**** Supplied data
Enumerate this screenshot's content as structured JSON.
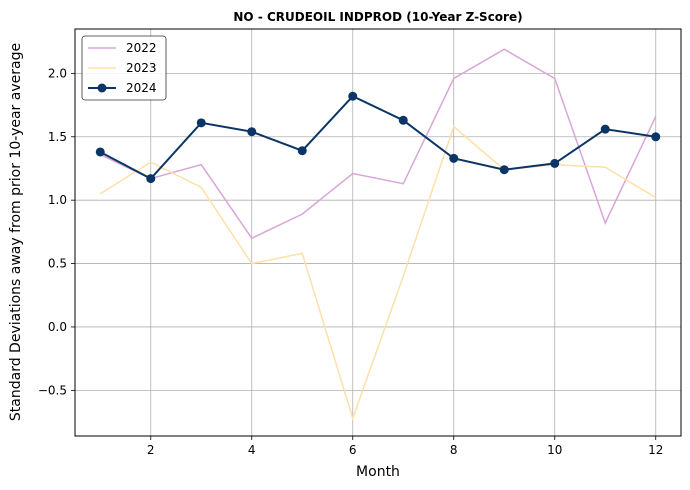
{
  "chart_data": {
    "type": "line",
    "title": "NO - CRUDEOIL INDPROD (10-Year Z-Score)",
    "xlabel": "Month",
    "ylabel": "Standard Deviations away from prior 10-year average",
    "xlim": [
      0.5,
      12.5
    ],
    "ylim": [
      -0.86,
      2.35
    ],
    "xticks": [
      2,
      4,
      6,
      8,
      10,
      12
    ],
    "xtick_labels": [
      "2",
      "4",
      "6",
      "8",
      "10",
      "12"
    ],
    "yticks": [
      -0.5,
      0.0,
      0.5,
      1.0,
      1.5,
      2.0
    ],
    "ytick_labels": [
      "−0.5",
      "0.0",
      "0.5",
      "1.0",
      "1.5",
      "2.0"
    ],
    "grid": true,
    "legend_position": "top-left",
    "x": [
      1,
      2,
      3,
      4,
      5,
      6,
      7,
      8,
      9,
      10,
      11,
      12
    ],
    "series": [
      {
        "name": "2022",
        "color": "#d8a6d8",
        "markers": false,
        "values": [
          1.36,
          1.17,
          1.28,
          0.7,
          0.89,
          1.21,
          1.13,
          1.96,
          2.19,
          1.96,
          0.82,
          1.66
        ]
      },
      {
        "name": "2023",
        "color": "#fde0a8",
        "markers": false,
        "values": [
          1.05,
          1.3,
          1.1,
          0.5,
          0.58,
          -0.72,
          0.4,
          1.58,
          1.24,
          1.28,
          1.26,
          1.02
        ]
      },
      {
        "name": "2024",
        "color": "#0b3566",
        "markers": true,
        "values": [
          1.38,
          1.17,
          1.61,
          1.54,
          1.39,
          1.82,
          1.63,
          1.33,
          1.24,
          1.29,
          1.56,
          1.5
        ]
      }
    ]
  }
}
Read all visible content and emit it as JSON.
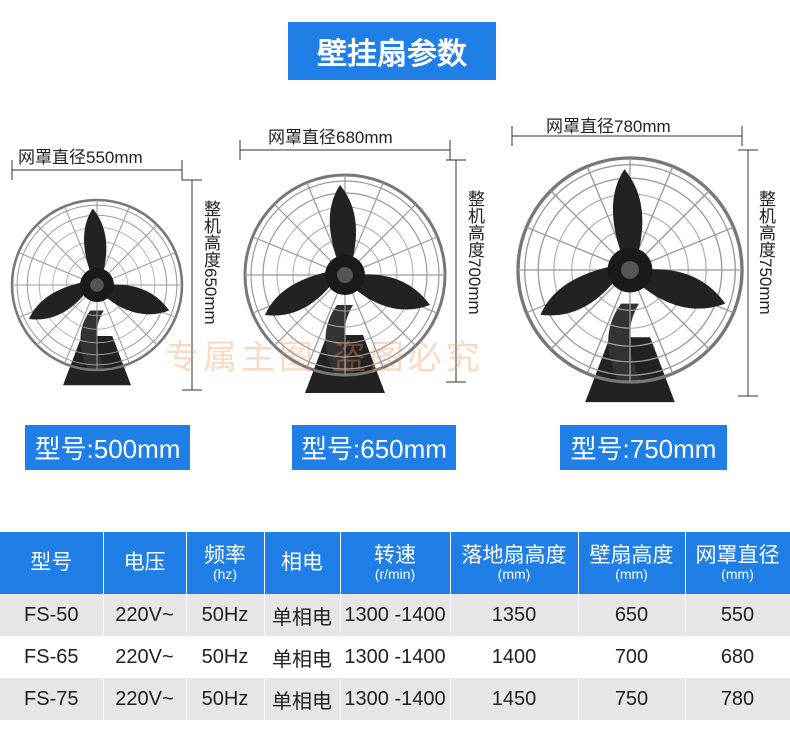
{
  "header": {
    "title": "壁挂扇参数"
  },
  "fans": [
    {
      "width_label": "网罩直径550mm",
      "height_label": "整机高度650mm",
      "model": "型号:500mm"
    },
    {
      "width_label": "网罩直径680mm",
      "height_label": "整机高度700mm",
      "model": "型号:650mm"
    },
    {
      "width_label": "网罩直径780mm",
      "height_label": "整机高度750mm",
      "model": "型号:750mm"
    }
  ],
  "watermark": "专属主图 盗图必究",
  "table": {
    "header": [
      {
        "label": "型号"
      },
      {
        "label": "电压"
      },
      {
        "label": "频率",
        "unit": "(hz)"
      },
      {
        "label": "相电"
      },
      {
        "label": "转速",
        "unit": "(r/min)"
      },
      {
        "label": "落地扇高度",
        "unit": "(mm)"
      },
      {
        "label": "壁扇高度",
        "unit": "(mm)"
      },
      {
        "label": "网罩直径",
        "unit": "(mm)"
      }
    ],
    "rows": [
      [
        "FS-50",
        "220V~",
        "50Hz",
        "单相电",
        "1300 -1400",
        "1350",
        "650",
        "550"
      ],
      [
        "FS-65",
        "220V~",
        "50Hz",
        "单相电",
        "1300 -1400",
        "1400",
        "700",
        "680"
      ],
      [
        "FS-75",
        "220V~",
        "50Hz",
        "单相电",
        "1300 -1400",
        "1450",
        "750",
        "780"
      ]
    ]
  }
}
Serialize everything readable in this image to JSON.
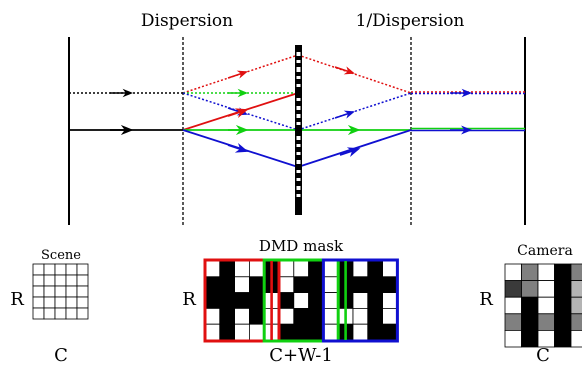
{
  "labels": {
    "dispersion": "Dispersion",
    "inverse_dispersion": "1/Dispersion",
    "scene": "Scene",
    "dmd_mask": "DMD mask",
    "camera": "Camera",
    "rows": "R",
    "cols": "C",
    "mask_cols": "C+W-1"
  },
  "colors": {
    "red": "#e01010",
    "green": "#10d010",
    "blue": "#1010d0",
    "black": "#000000",
    "dark_gray": "#3a3a3a",
    "mid_gray": "#808080",
    "light_gray": "#b4b4b4",
    "white": "#ffffff"
  },
  "grids": {
    "scene": {
      "rows": 5,
      "cols": 5,
      "cells": [
        [
          0,
          0,
          0,
          0,
          0
        ],
        [
          0,
          0,
          0,
          0,
          0
        ],
        [
          0,
          0,
          0,
          0,
          0
        ],
        [
          0,
          0,
          0,
          0,
          0
        ],
        [
          0,
          0,
          0,
          0,
          0
        ]
      ]
    },
    "dmd_mask": {
      "rows": 5,
      "cols": 13,
      "cells": [
        [
          0,
          1,
          0,
          0,
          1,
          0,
          0,
          1,
          0,
          1,
          0,
          1,
          0
        ],
        [
          1,
          1,
          0,
          1,
          1,
          0,
          1,
          1,
          0,
          1,
          1,
          1,
          1
        ],
        [
          1,
          1,
          1,
          1,
          0,
          1,
          0,
          1,
          0,
          1,
          0,
          1,
          0
        ],
        [
          0,
          1,
          0,
          1,
          0,
          0,
          1,
          1,
          0,
          0,
          0,
          1,
          0
        ],
        [
          0,
          1,
          0,
          0,
          0,
          1,
          1,
          1,
          0,
          1,
          0,
          1,
          1
        ]
      ],
      "color_boxes": [
        {
          "color": "red",
          "from_col": 0,
          "to_col": 5
        },
        {
          "color": "green",
          "from_col": 4,
          "to_col": 9
        },
        {
          "color": "blue",
          "from_col": 8,
          "to_col": 13
        }
      ],
      "inner_lines": [
        {
          "color": "red",
          "at_col": 4
        },
        {
          "color": "green",
          "at_col": 9
        }
      ]
    },
    "camera": {
      "rows": 5,
      "cols": 5,
      "cells": [
        [
          "white",
          "mid_gray",
          "white",
          "black",
          "mid_gray"
        ],
        [
          "dark_gray",
          "mid_gray",
          "white",
          "black",
          "light_gray"
        ],
        [
          "white",
          "black",
          "white",
          "black",
          "light_gray"
        ],
        [
          "mid_gray",
          "black",
          "mid_gray",
          "black",
          "mid_gray"
        ],
        [
          "white",
          "black",
          "white",
          "black",
          "white"
        ]
      ]
    }
  }
}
********
**Aim of the exercise:**
The records above must be printed exactly; the pictures stay out.

**Written response:**
Enumerate this screenshot's content as structured JSON.
{
  "chart_data": {
    "type": "line",
    "title": "NO - CRUDEOIL INDPROD (10-Year Z-Score)",
    "xlabel": "Month",
    "ylabel": "Standard Deviations away from prior 10-year average",
    "xlim": [
      0.5,
      12.5
    ],
    "ylim": [
      -0.86,
      2.35
    ],
    "xticks": [
      2,
      4,
      6,
      8,
      10,
      12
    ],
    "xtick_labels": [
      "2",
      "4",
      "6",
      "8",
      "10",
      "12"
    ],
    "yticks": [
      -0.5,
      0.0,
      0.5,
      1.0,
      1.5,
      2.0
    ],
    "ytick_labels": [
      "−0.5",
      "0.0",
      "0.5",
      "1.0",
      "1.5",
      "2.0"
    ],
    "grid": true,
    "legend_position": "top-left",
    "x": [
      1,
      2,
      3,
      4,
      5,
      6,
      7,
      8,
      9,
      10,
      11,
      12
    ],
    "series": [
      {
        "name": "2022",
        "color": "#d8a6d8",
        "markers": false,
        "values": [
          1.36,
          1.17,
          1.28,
          0.7,
          0.89,
          1.21,
          1.13,
          1.96,
          2.19,
          1.96,
          0.82,
          1.66
        ]
      },
      {
        "name": "2023",
        "color": "#fde0a8",
        "markers": false,
        "values": [
          1.05,
          1.3,
          1.1,
          0.5,
          0.58,
          -0.72,
          0.4,
          1.58,
          1.24,
          1.28,
          1.26,
          1.02
        ]
      },
      {
        "name": "2024",
        "color": "#0b3566",
        "markers": true,
        "values": [
          1.38,
          1.17,
          1.61,
          1.54,
          1.39,
          1.82,
          1.63,
          1.33,
          1.24,
          1.29,
          1.56,
          1.5
        ]
      }
    ]
  }
}
Read all visible content and emit it as JSON.
{
  "header": {
    "title": "壁挂扇参数"
  },
  "fans": [
    {
      "width_label": "网罩直径550mm",
      "height_label": "整机高度650mm",
      "model": "型号:500mm"
    },
    {
      "width_label": "网罩直径680mm",
      "height_label": "整机高度700mm",
      "model": "型号:650mm"
    },
    {
      "width_label": "网罩直径780mm",
      "height_label": "整机高度750mm",
      "model": "型号:750mm"
    }
  ],
  "watermark": "专属主图 盗图必究",
  "table": {
    "header": [
      {
        "label": "型号"
      },
      {
        "label": "电压"
      },
      {
        "label": "频率",
        "unit": "(hz)"
      },
      {
        "label": "相电"
      },
      {
        "label": "转速",
        "unit": "(r/min)"
      },
      {
        "label": "落地扇高度",
        "unit": "(mm)"
      },
      {
        "label": "壁扇高度",
        "unit": "(mm)"
      },
      {
        "label": "网罩直径",
        "unit": "(mm)"
      }
    ],
    "rows": [
      [
        "FS-50",
        "220V~",
        "50Hz",
        "单相电",
        "1300 -1400",
        "1350",
        "650",
        "550"
      ],
      [
        "FS-65",
        "220V~",
        "50Hz",
        "单相电",
        "1300 -1400",
        "1400",
        "700",
        "680"
      ],
      [
        "FS-75",
        "220V~",
        "50Hz",
        "单相电",
        "1300 -1400",
        "1450",
        "750",
        "780"
      ]
    ]
  }
}
Serialize everything readable in this image to JSON.
{
  "labels": {
    "dispersion": "Dispersion",
    "inverse_dispersion": "1/Dispersion",
    "scene": "Scene",
    "dmd_mask": "DMD mask",
    "camera": "Camera",
    "rows": "R",
    "cols": "C",
    "mask_cols": "C+W-1"
  },
  "colors": {
    "red": "#e01010",
    "green": "#10d010",
    "blue": "#1010d0",
    "black": "#000000",
    "dark_gray": "#3a3a3a",
    "mid_gray": "#808080",
    "light_gray": "#b4b4b4",
    "white": "#ffffff"
  },
  "grids": {
    "scene": {
      "rows": 5,
      "cols": 5,
      "cells": [
        [
          0,
          0,
          0,
          0,
          0
        ],
        [
          0,
          0,
          0,
          0,
          0
        ],
        [
          0,
          0,
          0,
          0,
          0
        ],
        [
          0,
          0,
          0,
          0,
          0
        ],
        [
          0,
          0,
          0,
          0,
          0
        ]
      ]
    },
    "dmd_mask": {
      "rows": 5,
      "cols": 13,
      "cells": [
        [
          0,
          1,
          0,
          0,
          1,
          0,
          0,
          1,
          0,
          1,
          0,
          1,
          0
        ],
        [
          1,
          1,
          0,
          1,
          1,
          0,
          1,
          1,
          0,
          1,
          1,
          1,
          1
        ],
        [
          1,
          1,
          1,
          1,
          0,
          1,
          0,
          1,
          0,
          1,
          0,
          1,
          0
        ],
        [
          0,
          1,
          0,
          1,
          0,
          0,
          1,
          1,
          0,
          0,
          0,
          1,
          0
        ],
        [
          0,
          1,
          0,
          0,
          0,
          1,
          1,
          1,
          0,
          1,
          0,
          1,
          1
        ]
      ],
      "color_boxes": [
        {
          "color": "red",
          "from_col": 0,
          "to_col": 5
        },
        {
          "color": "green",
          "from_col": 4,
          "to_col": 9
        },
        {
          "color": "blue",
          "from_col": 8,
          "to_col": 13
        }
      ],
      "inner_lines": [
        {
          "color": "red",
          "at_col": 4
        },
        {
          "color": "green",
          "at_col": 9
        }
      ]
    },
    "camera": {
      "rows": 5,
      "cols": 5,
      "cells": [
        [
          "white",
          "mid_gray",
          "white",
          "black",
          "mid_gray"
        ],
        [
          "dark_gray",
          "mid_gray",
          "white",
          "black",
          "light_gray"
        ],
        [
          "white",
          "black",
          "white",
          "black",
          "light_gray"
        ],
        [
          "mid_gray",
          "black",
          "mid_gray",
          "black",
          "mid_gray"
        ],
        [
          "white",
          "black",
          "white",
          "black",
          "white"
        ]
      ]
    }
  }
}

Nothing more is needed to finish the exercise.